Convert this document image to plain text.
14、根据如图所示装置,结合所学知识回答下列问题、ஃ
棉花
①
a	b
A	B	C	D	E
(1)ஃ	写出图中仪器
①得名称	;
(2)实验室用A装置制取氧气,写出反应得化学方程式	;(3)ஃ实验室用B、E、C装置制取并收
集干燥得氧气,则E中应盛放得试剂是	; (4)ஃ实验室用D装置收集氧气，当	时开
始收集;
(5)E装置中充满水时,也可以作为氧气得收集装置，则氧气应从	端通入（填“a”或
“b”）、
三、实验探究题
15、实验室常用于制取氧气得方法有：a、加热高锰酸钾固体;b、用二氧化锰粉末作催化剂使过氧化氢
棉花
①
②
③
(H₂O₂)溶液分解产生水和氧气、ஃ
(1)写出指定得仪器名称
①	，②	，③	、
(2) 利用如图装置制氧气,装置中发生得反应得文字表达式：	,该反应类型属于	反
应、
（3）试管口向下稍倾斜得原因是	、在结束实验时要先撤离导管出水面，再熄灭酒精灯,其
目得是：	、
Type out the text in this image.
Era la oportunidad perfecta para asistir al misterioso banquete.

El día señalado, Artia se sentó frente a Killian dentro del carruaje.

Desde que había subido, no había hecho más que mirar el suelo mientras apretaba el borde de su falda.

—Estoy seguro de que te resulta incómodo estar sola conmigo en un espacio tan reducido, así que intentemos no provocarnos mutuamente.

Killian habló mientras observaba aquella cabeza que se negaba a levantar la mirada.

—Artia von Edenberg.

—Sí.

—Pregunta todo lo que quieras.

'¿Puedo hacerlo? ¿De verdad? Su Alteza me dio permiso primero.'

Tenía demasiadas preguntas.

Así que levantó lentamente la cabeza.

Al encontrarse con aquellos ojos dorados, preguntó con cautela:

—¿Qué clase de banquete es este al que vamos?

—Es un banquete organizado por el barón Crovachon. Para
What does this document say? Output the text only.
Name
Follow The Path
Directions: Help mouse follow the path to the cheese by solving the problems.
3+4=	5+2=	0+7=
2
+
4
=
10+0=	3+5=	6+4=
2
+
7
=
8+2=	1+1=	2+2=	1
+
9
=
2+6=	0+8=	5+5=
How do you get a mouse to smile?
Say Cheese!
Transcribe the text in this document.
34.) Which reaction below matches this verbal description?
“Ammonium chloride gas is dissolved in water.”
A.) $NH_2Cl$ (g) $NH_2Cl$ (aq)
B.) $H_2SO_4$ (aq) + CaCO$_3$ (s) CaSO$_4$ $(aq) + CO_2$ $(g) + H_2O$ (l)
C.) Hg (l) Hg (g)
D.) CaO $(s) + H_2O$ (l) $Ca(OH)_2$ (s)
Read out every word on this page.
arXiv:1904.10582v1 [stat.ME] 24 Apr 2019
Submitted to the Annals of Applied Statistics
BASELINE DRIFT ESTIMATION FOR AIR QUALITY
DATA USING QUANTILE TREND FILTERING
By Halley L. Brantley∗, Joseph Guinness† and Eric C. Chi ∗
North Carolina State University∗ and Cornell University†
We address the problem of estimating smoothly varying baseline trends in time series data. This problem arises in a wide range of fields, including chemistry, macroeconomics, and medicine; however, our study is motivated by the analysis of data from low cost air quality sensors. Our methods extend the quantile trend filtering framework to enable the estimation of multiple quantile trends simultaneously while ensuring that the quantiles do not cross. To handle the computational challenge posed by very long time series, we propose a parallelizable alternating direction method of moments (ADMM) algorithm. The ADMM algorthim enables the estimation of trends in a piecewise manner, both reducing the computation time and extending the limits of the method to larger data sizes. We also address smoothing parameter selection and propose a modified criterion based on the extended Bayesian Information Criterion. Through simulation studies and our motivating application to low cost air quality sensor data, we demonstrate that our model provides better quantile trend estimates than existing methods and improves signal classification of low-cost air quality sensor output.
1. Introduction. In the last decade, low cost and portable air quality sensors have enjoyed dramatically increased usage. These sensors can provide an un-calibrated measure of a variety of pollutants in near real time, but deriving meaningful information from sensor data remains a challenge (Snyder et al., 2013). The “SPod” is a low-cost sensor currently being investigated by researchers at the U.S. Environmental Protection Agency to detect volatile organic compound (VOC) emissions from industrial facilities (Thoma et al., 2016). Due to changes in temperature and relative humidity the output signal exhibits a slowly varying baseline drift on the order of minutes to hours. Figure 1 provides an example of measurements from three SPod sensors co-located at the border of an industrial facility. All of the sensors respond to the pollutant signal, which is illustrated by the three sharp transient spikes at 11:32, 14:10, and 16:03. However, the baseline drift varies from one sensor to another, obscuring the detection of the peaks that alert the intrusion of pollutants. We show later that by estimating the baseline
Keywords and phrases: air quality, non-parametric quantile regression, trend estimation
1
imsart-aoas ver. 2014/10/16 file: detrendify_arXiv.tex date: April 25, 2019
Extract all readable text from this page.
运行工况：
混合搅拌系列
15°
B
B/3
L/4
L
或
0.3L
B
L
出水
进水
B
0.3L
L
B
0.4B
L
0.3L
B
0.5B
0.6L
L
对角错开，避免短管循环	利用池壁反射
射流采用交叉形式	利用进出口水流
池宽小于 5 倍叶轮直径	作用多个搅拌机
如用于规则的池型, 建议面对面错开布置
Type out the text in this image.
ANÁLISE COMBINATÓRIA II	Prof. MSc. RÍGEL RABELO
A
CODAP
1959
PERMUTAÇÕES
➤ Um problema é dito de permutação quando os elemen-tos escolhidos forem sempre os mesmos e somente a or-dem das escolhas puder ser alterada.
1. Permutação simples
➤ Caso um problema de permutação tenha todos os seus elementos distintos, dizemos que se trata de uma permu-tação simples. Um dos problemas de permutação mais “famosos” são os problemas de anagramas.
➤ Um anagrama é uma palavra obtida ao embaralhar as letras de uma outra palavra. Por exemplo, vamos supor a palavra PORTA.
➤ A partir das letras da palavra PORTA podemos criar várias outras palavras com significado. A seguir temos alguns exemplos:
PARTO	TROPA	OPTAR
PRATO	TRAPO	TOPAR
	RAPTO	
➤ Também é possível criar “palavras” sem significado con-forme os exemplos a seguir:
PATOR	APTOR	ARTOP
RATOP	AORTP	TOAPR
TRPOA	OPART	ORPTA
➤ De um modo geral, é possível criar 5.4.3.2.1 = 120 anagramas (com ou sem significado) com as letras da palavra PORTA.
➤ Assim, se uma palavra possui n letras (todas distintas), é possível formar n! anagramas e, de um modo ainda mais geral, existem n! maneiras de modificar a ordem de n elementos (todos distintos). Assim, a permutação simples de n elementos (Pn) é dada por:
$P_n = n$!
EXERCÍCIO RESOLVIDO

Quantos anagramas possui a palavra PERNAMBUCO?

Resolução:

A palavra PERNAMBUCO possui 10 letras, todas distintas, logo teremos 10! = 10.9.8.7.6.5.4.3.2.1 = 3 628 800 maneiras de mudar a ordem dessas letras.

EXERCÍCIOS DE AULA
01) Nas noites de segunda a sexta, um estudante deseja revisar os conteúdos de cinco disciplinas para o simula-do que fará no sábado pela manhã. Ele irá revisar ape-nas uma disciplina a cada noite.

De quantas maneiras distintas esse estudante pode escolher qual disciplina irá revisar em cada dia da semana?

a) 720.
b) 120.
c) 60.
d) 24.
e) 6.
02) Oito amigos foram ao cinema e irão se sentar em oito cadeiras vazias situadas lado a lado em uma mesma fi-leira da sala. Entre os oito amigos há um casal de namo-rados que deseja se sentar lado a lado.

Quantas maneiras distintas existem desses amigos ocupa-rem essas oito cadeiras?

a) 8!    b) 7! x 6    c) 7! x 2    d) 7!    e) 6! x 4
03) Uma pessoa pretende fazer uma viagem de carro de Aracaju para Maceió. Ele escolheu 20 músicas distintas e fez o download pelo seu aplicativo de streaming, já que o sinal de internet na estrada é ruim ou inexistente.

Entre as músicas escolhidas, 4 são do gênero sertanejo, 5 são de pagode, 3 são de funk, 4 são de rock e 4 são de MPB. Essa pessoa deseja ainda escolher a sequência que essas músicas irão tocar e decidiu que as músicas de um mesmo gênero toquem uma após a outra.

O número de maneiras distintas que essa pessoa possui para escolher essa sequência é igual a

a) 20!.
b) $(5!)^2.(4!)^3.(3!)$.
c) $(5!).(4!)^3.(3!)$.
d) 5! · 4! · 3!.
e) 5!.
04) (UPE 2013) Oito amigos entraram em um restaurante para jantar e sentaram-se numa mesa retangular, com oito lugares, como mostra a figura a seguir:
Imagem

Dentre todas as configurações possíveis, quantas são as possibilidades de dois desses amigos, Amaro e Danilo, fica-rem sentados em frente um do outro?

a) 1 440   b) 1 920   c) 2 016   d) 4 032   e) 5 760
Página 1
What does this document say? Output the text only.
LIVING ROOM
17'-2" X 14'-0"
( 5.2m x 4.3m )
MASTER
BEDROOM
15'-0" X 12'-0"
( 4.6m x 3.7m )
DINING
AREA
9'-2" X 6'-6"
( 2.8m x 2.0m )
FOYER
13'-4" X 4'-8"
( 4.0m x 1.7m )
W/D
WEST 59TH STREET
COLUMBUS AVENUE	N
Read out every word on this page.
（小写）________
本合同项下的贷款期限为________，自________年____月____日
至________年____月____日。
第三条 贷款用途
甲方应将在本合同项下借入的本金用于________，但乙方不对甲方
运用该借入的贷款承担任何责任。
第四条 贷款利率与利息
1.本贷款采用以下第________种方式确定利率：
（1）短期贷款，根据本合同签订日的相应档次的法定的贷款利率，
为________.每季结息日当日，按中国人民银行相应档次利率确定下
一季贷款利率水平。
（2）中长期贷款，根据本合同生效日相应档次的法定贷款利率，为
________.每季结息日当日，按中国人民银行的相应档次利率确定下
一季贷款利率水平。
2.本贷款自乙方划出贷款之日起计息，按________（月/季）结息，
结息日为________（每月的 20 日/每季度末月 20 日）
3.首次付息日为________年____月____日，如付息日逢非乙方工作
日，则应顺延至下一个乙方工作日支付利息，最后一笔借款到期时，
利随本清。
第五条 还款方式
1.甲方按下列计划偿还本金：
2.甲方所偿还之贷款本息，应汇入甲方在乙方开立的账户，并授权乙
○ ○ ○ ○ ○
Write out every line of the preceding listing that contains "deseja".

Task answer
01) Nas noites de segunda a sexta, um estudante deseja revisar os conteúdos de cinco disciplinas para o simula-do que fará no sábado pela manhã. Ele irá revisar ape-nas uma disciplina a cada noite.
02) Oito amigos foram ao cinema e irão se sentar em oito cadeiras vazias situadas lado a lado em uma mesma fi-leira da sala. Entre os oito amigos há um casal de namo-rados que deseja se sentar lado a lado.
Entre as músicas escolhidas, 4 são do gênero sertanejo, 5 são de pagode, 3 são de funk, 4 são de rock e 4 são de MPB. Essa pessoa deseja ainda escolher a sequência que essas músicas irão tocar e decidiu que as músicas de um mesmo gênero toquem uma após a outra.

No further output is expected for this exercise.